• **Stated task**
Send each entry back exactly as given, pictures excluded.

• **Data supplied**
►
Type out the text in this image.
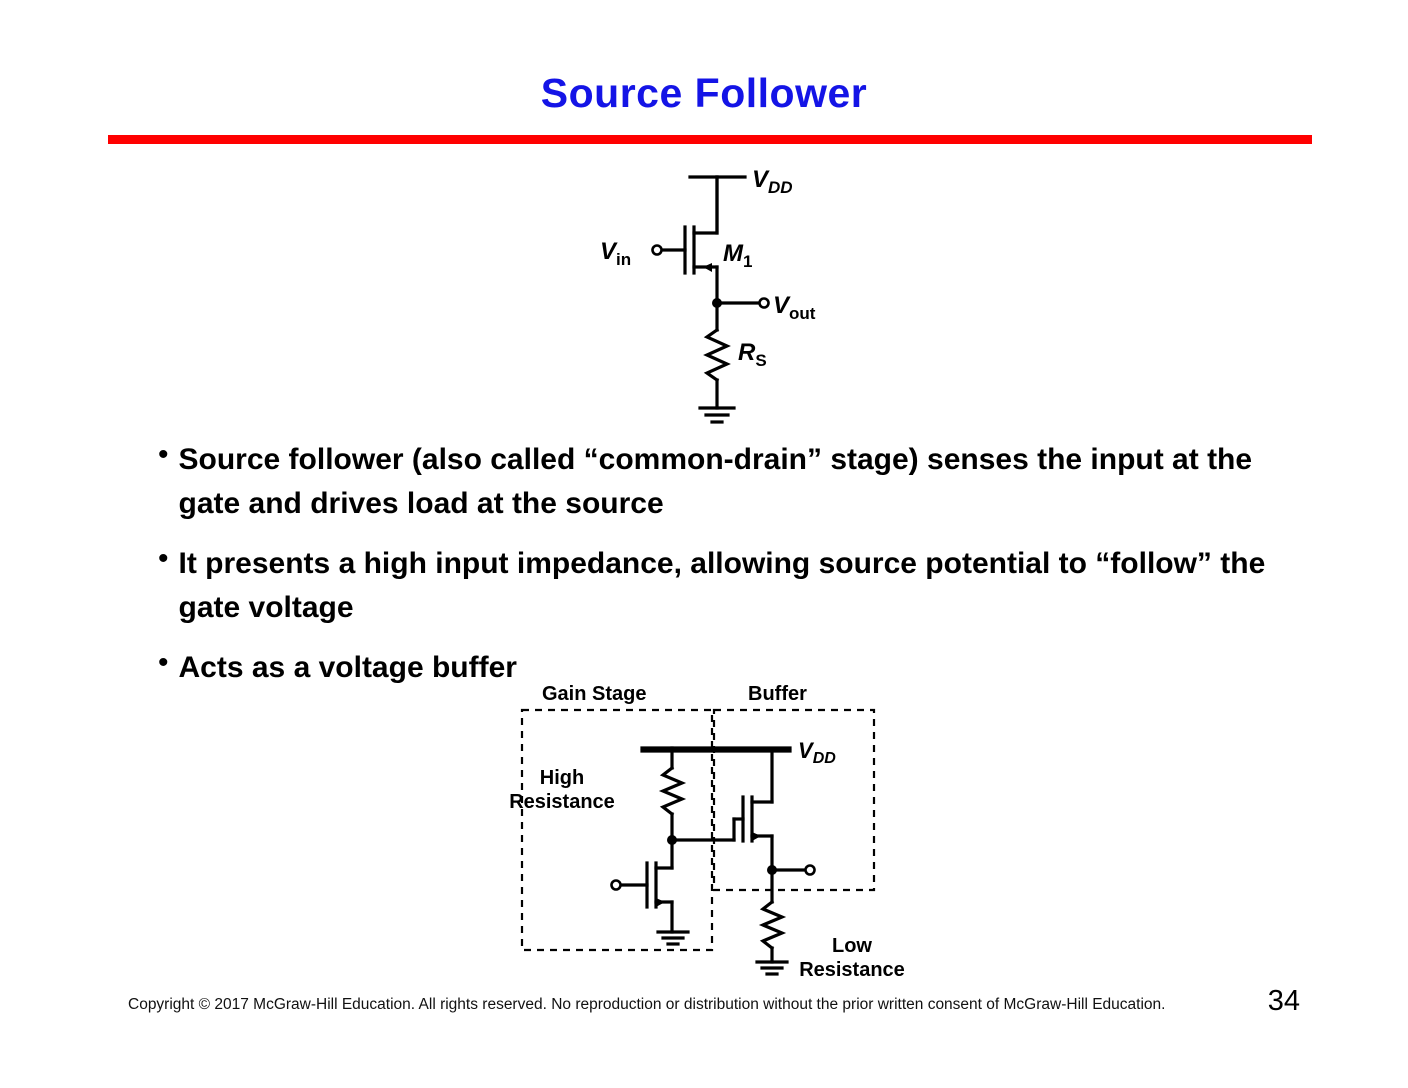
Source Follower
$V_{DD}$
$V_{in}$	$M_1$
$V_{out}$
$R_S$
• Source follower (also called “common-drain” stage) senses the input at the gate and drives load at the source
• It presents a high input impedance, allowing source potential to “follow” the gate voltage
• Acts as a voltage buffer
Gain Stage	Buffer
High
Resistance
Low
Resistance
$V_{DD}$
Copyright © 2017 McGraw-Hill Education. All rights reserved. No reproduction or distribution without the prior written consent of McGraw-Hill Education.	34
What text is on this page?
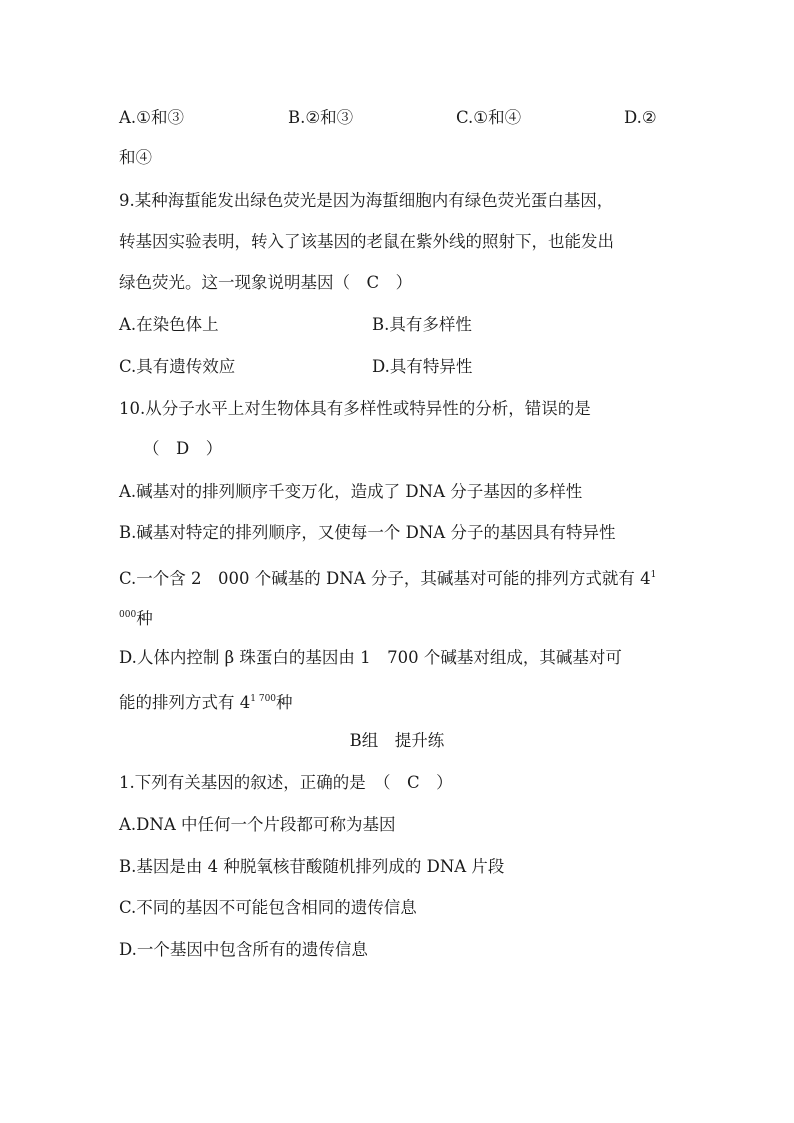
A.①和③	B.②和③	C.①和④	D.②
和④
9.某种海蜇能发出绿色荧光是因为海蜇细胞内有绿色荧光蛋白基因，
转基因实验表明，转入了该基因的老鼠在紫外线的照射下，也能发出
绿色荧光。这一现象说明基因（　C　）
A.在染色体上	B.具有多样性
C.具有遗传效应	D.具有特异性
10.从分子水平上对生物体具有多样性或特异性的分析，错误的是
（　D　）
A.碱基对的排列顺序千变万化，造成了 DNA 分子基因的多样性
B.碱基对特定的排列顺序，又使每一个 DNA 分子的基因具有特异性
C.一个含 2　000 个碱基的 DNA 分子，其碱基对可能的排列方式就有 $4^1$
$^{000}$种
D.人体内控制 β 珠蛋白的基因由 1　700 个碱基对组成，其碱基对可
能的排列方式有 $4^{1 700}$种
B组　提升练
1.下列有关基因的叙述，正确的是　（　C　）
A.DNA 中任何一个片段都可称为基因
B.基因是由 4 种脱氧核苷酸随机排列成的 DNA 片段
C.不同的基因不可能包含相同的遗传信息
D.一个基因中包含所有的遗传信息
◄
• **The completed task**
Type out the text in this image.
Source Follower
$V_{DD}$
$V_{in}$	$M_1$
$V_{out}$
$R_S$
• Source follower (also called “common-drain” stage) senses the input at the gate and drives load at the source
• It presents a high input impedance, allowing source potential to “follow” the gate voltage
• Acts as a voltage buffer
Gain Stage	Buffer
High
Resistance
Low
Resistance
$V_{DD}$
Copyright © 2017 McGraw-Hill Education. All rights reserved. No reproduction or distribution without the prior written consent of McGraw-Hill Education.	34
What text is on this page?
A.①和③	B.②和③	C.①和④	D.②
和④
9.某种海蜇能发出绿色荧光是因为海蜇细胞内有绿色荧光蛋白基因，
转基因实验表明，转入了该基因的老鼠在紫外线的照射下，也能发出
绿色荧光。这一现象说明基因（　C　）
A.在染色体上	B.具有多样性
C.具有遗传效应	D.具有特异性
10.从分子水平上对生物体具有多样性或特异性的分析，错误的是
（　D　）
A.碱基对的排列顺序千变万化，造成了 DNA 分子基因的多样性
B.碱基对特定的排列顺序，又使每一个 DNA 分子的基因具有特异性
C.一个含 2　000 个碱基的 DNA 分子，其碱基对可能的排列方式就有 $4^1$
$^{000}$种
D.人体内控制 β 珠蛋白的基因由 1　700 个碱基对组成，其碱基对可
能的排列方式有 $4^{1 700}$种
B组　提升练
1.下列有关基因的叙述，正确的是　（　C　）
A.DNA 中任何一个片段都可称为基因
B.基因是由 4 种脱氧核苷酸随机排列成的 DNA 片段
C.不同的基因不可能包含相同的遗传信息
D.一个基因中包含所有的遗传信息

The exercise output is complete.